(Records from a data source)
***

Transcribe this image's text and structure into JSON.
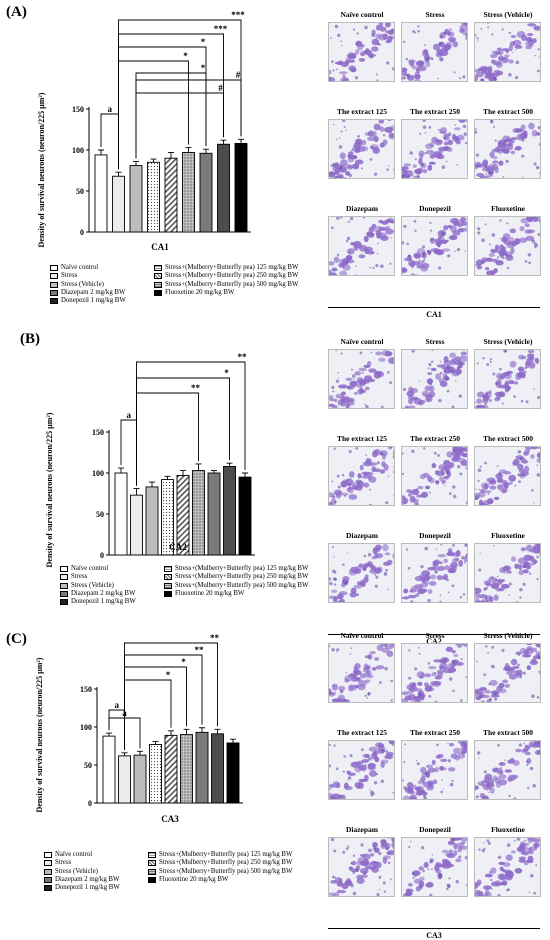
{
  "panels": [
    {
      "label": "(A)",
      "chart_data": {
        "type": "bar",
        "xlabel": "CA1",
        "ylabel": "Density of survival neurons (neuron/225 µm²)",
        "ylim": [
          0,
          150
        ],
        "yticks": [
          0,
          50,
          100,
          150
        ],
        "categories": [
          "Naïve control",
          "Stress",
          "Stress (Vehicle)",
          "Diazepam 2 mg/kg BW",
          "Donepezil 1 mg/kg BW",
          "Stress+(Mulberry+Butterfly pea) 125 mg/kg BW",
          "Stress+(Mulberry+Butterfly pea) 250 mg/kg BW",
          "Stress+(Mulberry+Butterfly pea) 500 mg/kg BW",
          "Fluoxetine 20 mg/kg BW"
        ],
        "values": [
          94,
          68,
          81,
          85,
          90,
          97,
          96,
          107,
          108
        ],
        "errors": [
          6,
          5,
          5,
          4,
          7,
          6,
          5,
          5,
          5
        ],
        "annotations": [
          "a",
          "***",
          "***",
          "*",
          "*",
          "*",
          "#",
          "#"
        ]
      },
      "micro_title": "CA1",
      "micro_labels": [
        "Naïve control",
        "Stress",
        "Stress (Vehicle)",
        "The extract 125",
        "The extract 250",
        "The extract 500",
        "Diazepam",
        "Donepezil",
        "Fluoxetine"
      ]
    },
    {
      "label": "(B)",
      "chart_data": {
        "type": "bar",
        "xlabel": "CA2",
        "ylabel": "Density of survival neurons (neuron/225 µm²)",
        "ylim": [
          0,
          150
        ],
        "yticks": [
          0,
          50,
          100,
          150
        ],
        "categories": [
          "Naïve control",
          "Stress",
          "Stress (Vehicle)",
          "Diazepam 2 mg/kg BW",
          "Donepezil 1 mg/kg BW",
          "Stress+(Mulberry+Butterfly pea) 125 mg/kg BW",
          "Stress+(Mulberry+Butterfly pea) 250 mg/kg BW",
          "Stress+(Mulberry+Butterfly pea) 500 mg/kg BW",
          "Fluoxetine 20 mg/kg BW"
        ],
        "values": [
          100,
          73,
          83,
          92,
          97,
          103,
          100,
          108,
          95
        ],
        "errors": [
          6,
          8,
          6,
          4,
          6,
          8,
          3,
          4,
          5
        ],
        "annotations": [
          "a",
          "**",
          "*",
          "**"
        ]
      },
      "micro_title": "CA2",
      "micro_labels": [
        "Naïve control",
        "Stress",
        "Stress (Vehicle)",
        "The extract 125",
        "The extract 250",
        "The extract 500",
        "Diazepam",
        "Donepezil",
        "Fluoxetine"
      ]
    },
    {
      "label": "(C)",
      "chart_data": {
        "type": "bar",
        "xlabel": "CA3",
        "ylabel": "Density of survival neurons (neuron/225 µm²)",
        "ylim": [
          0,
          150
        ],
        "yticks": [
          0,
          50,
          100,
          150
        ],
        "categories": [
          "Naïve control",
          "Stress",
          "Stress (Vehicle)",
          "Diazepam 2 mg/kg BW",
          "Donepezil 1 mg/kg BW",
          "Stress+(Mulberry+Butterfly pea) 125 mg/kg BW",
          "Stress+(Mulberry+Butterfly pea) 250 mg/kg BW",
          "Stress+(Mulberry+Butterfly pea) 500 mg/kg BW",
          "Fluoxetine 20 mg/kg BW"
        ],
        "values": [
          88,
          62,
          63,
          77,
          89,
          90,
          93,
          91,
          79
        ],
        "errors": [
          4,
          4,
          5,
          4,
          6,
          7,
          6,
          6,
          5
        ],
        "annotations": [
          "a",
          "a",
          "**",
          "**",
          "*",
          "*"
        ]
      },
      "micro_title": "CA3",
      "micro_labels": [
        "Naïve control",
        "Stress",
        "Stress (Vehicle)",
        "The extract 125",
        "The extract 250",
        "The extract 500",
        "Diazepam",
        "Donepezil",
        "Fluoxetine"
      ]
    }
  ],
  "colors": {
    "bar_stroke": "#000000",
    "micro_stain": "#8e6bc9",
    "micro_background": "#eef0f6"
  }
}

***

> **EXERCISE BRIEF**
Print each entry shown above with exact wording and no pictures.

> **TASK SOLUTION**
Transcribe this image's text and structure into JSON.
{
  "panels": [
    {
      "label": "(A)",
      "chart_data": {
        "type": "bar",
        "xlabel": "CA1",
        "ylabel": "Density of survival neurons (neuron/225 µm²)",
        "ylim": [
          0,
          150
        ],
        "yticks": [
          0,
          50,
          100,
          150
        ],
        "categories": [
          "Naïve control",
          "Stress",
          "Stress (Vehicle)",
          "Diazepam 2 mg/kg BW",
          "Donepezil 1 mg/kg BW",
          "Stress+(Mulberry+Butterfly pea) 125 mg/kg BW",
          "Stress+(Mulberry+Butterfly pea) 250 mg/kg BW",
          "Stress+(Mulberry+Butterfly pea) 500 mg/kg BW",
          "Fluoxetine 20 mg/kg BW"
        ],
        "values": [
          94,
          68,
          81,
          85,
          90,
          97,
          96,
          107,
          108
        ],
        "errors": [
          6,
          5,
          5,
          4,
          7,
          6,
          5,
          5,
          5
        ],
        "annotations": [
          "a",
          "***",
          "***",
          "*",
          "*",
          "*",
          "#",
          "#"
        ]
      },
      "micro_title": "CA1",
      "micro_labels": [
        "Naïve control",
        "Stress",
        "Stress (Vehicle)",
        "The extract 125",
        "The extract 250",
        "The extract 500",
        "Diazepam",
        "Donepezil",
        "Fluoxetine"
      ]
    },
    {
      "label": "(B)",
      "chart_data": {
        "type": "bar",
        "xlabel": "CA2",
        "ylabel": "Density of survival neurons (neuron/225 µm²)",
        "ylim": [
          0,
          150
        ],
        "yticks": [
          0,
          50,
          100,
          150
        ],
        "categories": [
          "Naïve control",
          "Stress",
          "Stress (Vehicle)",
          "Diazepam 2 mg/kg BW",
          "Donepezil 1 mg/kg BW",
          "Stress+(Mulberry+Butterfly pea) 125 mg/kg BW",
          "Stress+(Mulberry+Butterfly pea) 250 mg/kg BW",
          "Stress+(Mulberry+Butterfly pea) 500 mg/kg BW",
          "Fluoxetine 20 mg/kg BW"
        ],
        "values": [
          100,
          73,
          83,
          92,
          97,
          103,
          100,
          108,
          95
        ],
        "errors": [
          6,
          8,
          6,
          4,
          6,
          8,
          3,
          4,
          5
        ],
        "annotations": [
          "a",
          "**",
          "*",
          "**"
        ]
      },
      "micro_title": "CA2",
      "micro_labels": [
        "Naïve control",
        "Stress",
        "Stress (Vehicle)",
        "The extract 125",
        "The extract 250",
        "The extract 500",
        "Diazepam",
        "Donepezil",
        "Fluoxetine"
      ]
    },
    {
      "label": "(C)",
      "chart_data": {
        "type": "bar",
        "xlabel": "CA3",
        "ylabel": "Density of survival neurons (neuron/225 µm²)",
        "ylim": [
          0,
          150
        ],
        "yticks": [
          0,
          50,
          100,
          150
        ],
        "categories": [
          "Naïve control",
          "Stress",
          "Stress (Vehicle)",
          "Diazepam 2 mg/kg BW",
          "Donepezil 1 mg/kg BW",
          "Stress+(Mulberry+Butterfly pea) 125 mg/kg BW",
          "Stress+(Mulberry+Butterfly pea) 250 mg/kg BW",
          "Stress+(Mulberry+Butterfly pea) 500 mg/kg BW",
          "Fluoxetine 20 mg/kg BW"
        ],
        "values": [
          88,
          62,
          63,
          77,
          89,
          90,
          93,
          91,
          79
        ],
        "errors": [
          4,
          4,
          5,
          4,
          6,
          7,
          6,
          6,
          5
        ],
        "annotations": [
          "a",
          "a",
          "**",
          "**",
          "*",
          "*"
        ]
      },
      "micro_title": "CA3",
      "micro_labels": [
        "Naïve control",
        "Stress",
        "Stress (Vehicle)",
        "The extract 125",
        "The extract 250",
        "The extract 500",
        "Diazepam",
        "Donepezil",
        "Fluoxetine"
      ]
    }
  ],
  "colors": {
    "bar_stroke": "#000000",
    "micro_stain": "#8e6bc9",
    "micro_background": "#eef0f6"
  }
}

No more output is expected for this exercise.